[Prompt]
Reproduce the data exactly and drop any pictures it holds.

----- Supplied data -----

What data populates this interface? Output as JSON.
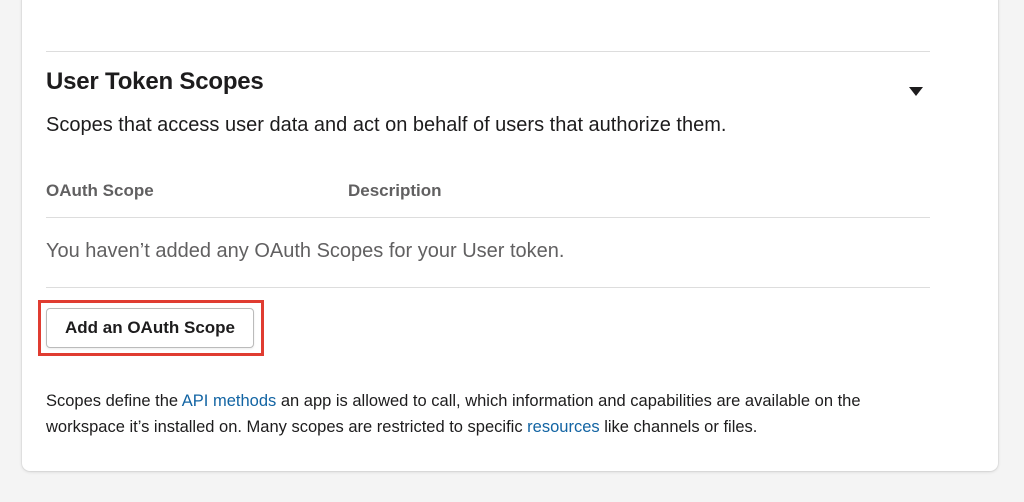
{
  "section": {
    "title": "User Token Scopes",
    "subtitle": "Scopes that access user data and act on behalf of users that authorize them."
  },
  "table": {
    "headers": [
      "OAuth Scope",
      "Description"
    ],
    "empty_message": "You haven’t added any OAuth Scopes for your User token."
  },
  "actions": {
    "add_scope_label": "Add an OAuth Scope"
  },
  "footnote": {
    "part1": "Scopes define the ",
    "link1": "API methods",
    "part2": " an app is allowed to call, which information and capabilities are available on the workspace it’s installed on. Many scopes are restricted to specific ",
    "link2": "resources",
    "part3": " like channels or files."
  },
  "icons": {
    "collapse_toggle": "caret-down-icon"
  },
  "colors": {
    "link": "#1264a3",
    "highlight": "#e03c31",
    "muted_text": "#616061"
  }
}
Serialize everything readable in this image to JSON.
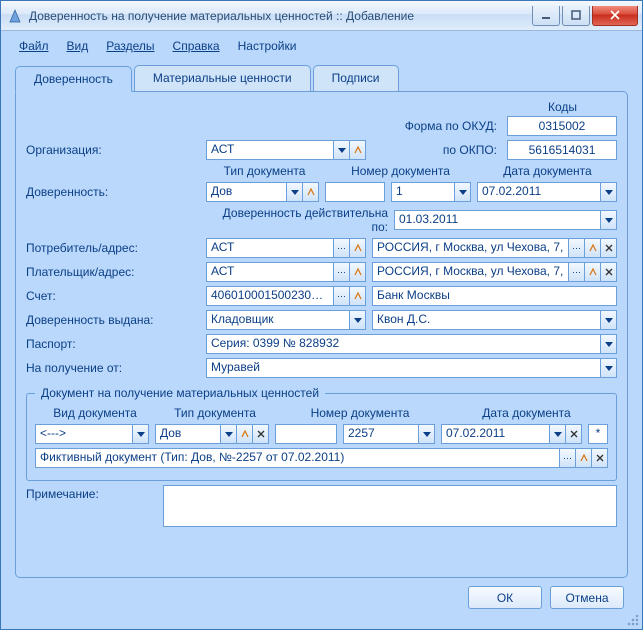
{
  "window": {
    "title": "Доверенность на получение материальных ценностей :: Добавление"
  },
  "menu": {
    "file": "Файл",
    "view": "Вид",
    "sections": "Разделы",
    "help": "Справка",
    "settings": "Настройки"
  },
  "tabs": {
    "t1": "Доверенность",
    "t2": "Материальные ценности",
    "t3": "Подписи"
  },
  "codes": {
    "header": "Коды",
    "okud_label": "Форма по ОКУД:",
    "okud_value": "0315002",
    "okpo_label": "по ОКПО:",
    "okpo_value": "5616514031"
  },
  "labels": {
    "org": "Организация:",
    "type": "Тип документа",
    "number": "Номер документа",
    "date": "Дата документа",
    "warrant": "Доверенность:",
    "valid_till": "Доверенность действительна по:",
    "consumer": "Потребитель/адрес:",
    "payer": "Плательщик/адрес:",
    "account": "Счет:",
    "issued_to": "Доверенность выдана:",
    "passport": "Паспорт:",
    "from": "На получение от:",
    "sub_legend": "Документ на получение материальных ценностей",
    "sub_vid": "Вид документа",
    "sub_type": "Тип документа",
    "sub_num": "Номер документа",
    "sub_date": "Дата документа",
    "note": "Примечание:"
  },
  "values": {
    "org": "АСТ",
    "warrant_type": "Дов",
    "warrant_num_left": "",
    "warrant_num_right": "1",
    "warrant_date": "07.02.2011",
    "valid_till": "01.03.2011",
    "consumer": "АСТ",
    "consumer_addr": "РОССИЯ, г Москва, ул Чехова, 7,",
    "payer": "АСТ",
    "payer_addr": "РОССИЯ, г Москва, ул Чехова, 7,",
    "account": "40601000150023002...",
    "bank": "Банк Москвы",
    "issued_role": "Кладовщик",
    "issued_name": "Квон Д.С.",
    "passport": "Серия: 0399 № 828932",
    "from": "Муравей",
    "sub_vid": "<--->",
    "sub_type": "Дов",
    "sub_num_left": "",
    "sub_num_right": "2257",
    "sub_date": "07.02.2011",
    "sub_star": "*",
    "sub_desc": "Фиктивный документ (Тип: Дов, №-2257 от 07.02.2011)",
    "note": ""
  },
  "buttons": {
    "ok": "ОК",
    "cancel": "Отмена"
  }
}
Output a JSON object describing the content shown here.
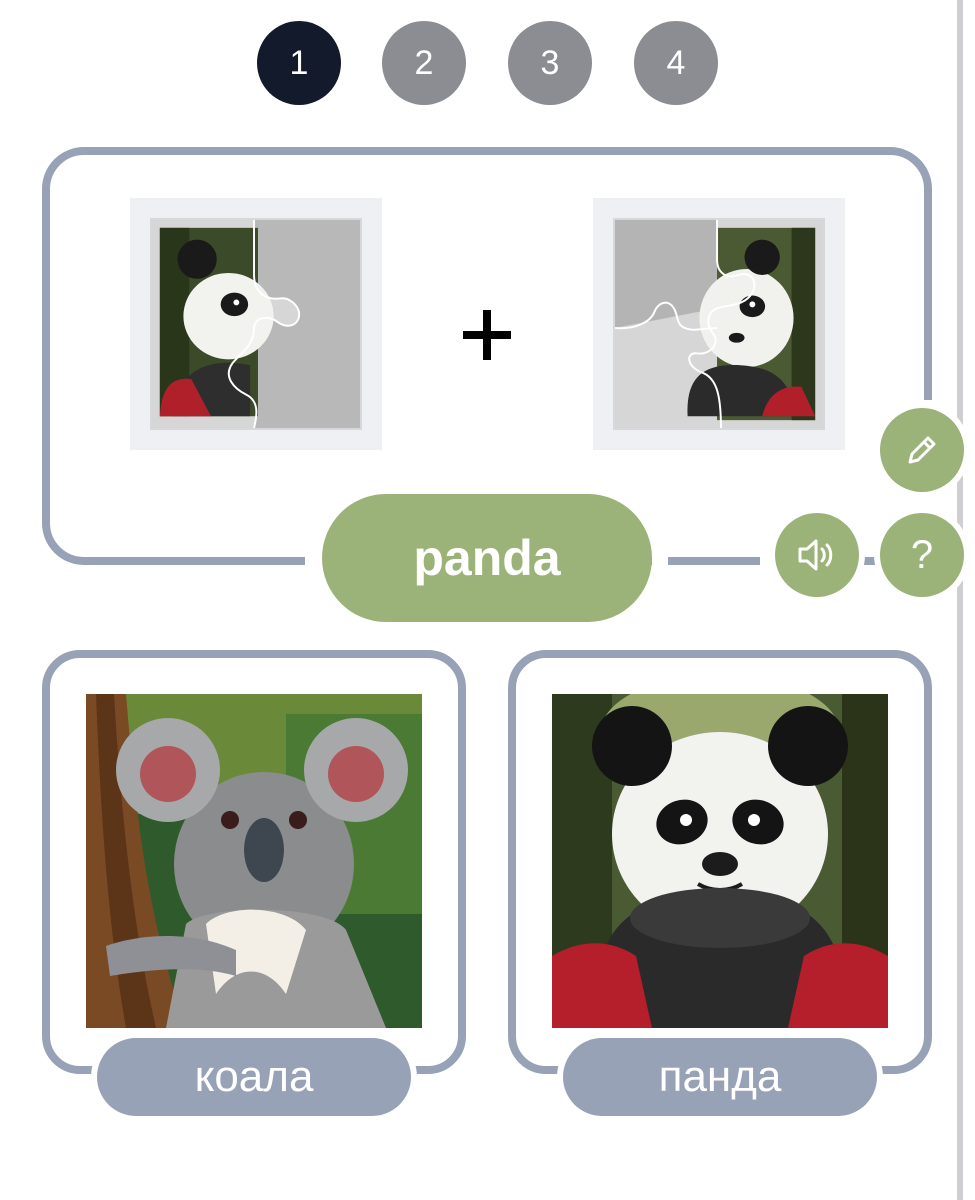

-----

[Solution to the exercise]
What data populates this interface? Output as JSON.
{
  "section": {
    "title": "User Token Scopes",
    "subtitle": "Scopes that access user data and act on behalf of users that authorize them."
  },
  "table": {
    "headers": [
      "OAuth Scope",
      "Description"
    ],
    "empty_message": "You haven’t added any OAuth Scopes for your User token."
  },
  "actions": {
    "add_scope_label": "Add an OAuth Scope"
  },
  "footnote": {
    "part1": "Scopes define the ",
    "link1": "API methods",
    "part2": " an app is allowed to call, which information and capabilities are available on the workspace it’s installed on. Many scopes are restricted to specific ",
    "link2": "resources",
    "part3": " like channels or files."
  },
  "icons": {
    "collapse_toggle": "caret-down-icon"
  },
  "colors": {
    "link": "#1264a3",
    "highlight": "#e03c31",
    "muted_text": "#616061"
  }
}
Serialize everything readable in this image to JSON.
{
  "window": {
    "title": "Доверенность на получение материальных ценностей :: Добавление"
  },
  "menu": {
    "file": "Файл",
    "view": "Вид",
    "sections": "Разделы",
    "help": "Справка",
    "settings": "Настройки"
  },
  "tabs": {
    "t1": "Доверенность",
    "t2": "Материальные ценности",
    "t3": "Подписи"
  },
  "codes": {
    "header": "Коды",
    "okud_label": "Форма по ОКУД:",
    "okud_value": "0315002",
    "okpo_label": "по ОКПО:",
    "okpo_value": "5616514031"
  },
  "labels": {
    "org": "Организация:",
    "type": "Тип документа",
    "number": "Номер документа",
    "date": "Дата документа",
    "warrant": "Доверенность:",
    "valid_till": "Доверенность действительна по:",
    "consumer": "Потребитель/адрес:",
    "payer": "Плательщик/адрес:",
    "account": "Счет:",
    "issued_to": "Доверенность выдана:",
    "passport": "Паспорт:",
    "from": "На получение от:",
    "sub_legend": "Документ на получение материальных ценностей",
    "sub_vid": "Вид документа",
    "sub_type": "Тип документа",
    "sub_num": "Номер документа",
    "sub_date": "Дата документа",
    "note": "Примечание:"
  },
  "values": {
    "org": "АСТ",
    "warrant_type": "Дов",
    "warrant_num_left": "",
    "warrant_num_right": "1",
    "warrant_date": "07.02.2011",
    "valid_till": "01.03.2011",
    "consumer": "АСТ",
    "consumer_addr": "РОССИЯ, г Москва, ул Чехова, 7,",
    "payer": "АСТ",
    "payer_addr": "РОССИЯ, г Москва, ул Чехова, 7,",
    "account": "40601000150023002...",
    "bank": "Банк Москвы",
    "issued_role": "Кладовщик",
    "issued_name": "Квон Д.С.",
    "passport": "Серия: 0399 № 828932",
    "from": "Муравей",
    "sub_vid": "<--->",
    "sub_type": "Дов",
    "sub_num_left": "",
    "sub_num_right": "2257",
    "sub_date": "07.02.2011",
    "sub_star": "*",
    "sub_desc": "Фиктивный документ (Тип: Дов, №-2257 от 07.02.2011)",
    "note": ""
  },
  "buttons": {
    "ok": "ОК",
    "cancel": "Отмена"
  }
}
Output a JSON object describing the content shown here.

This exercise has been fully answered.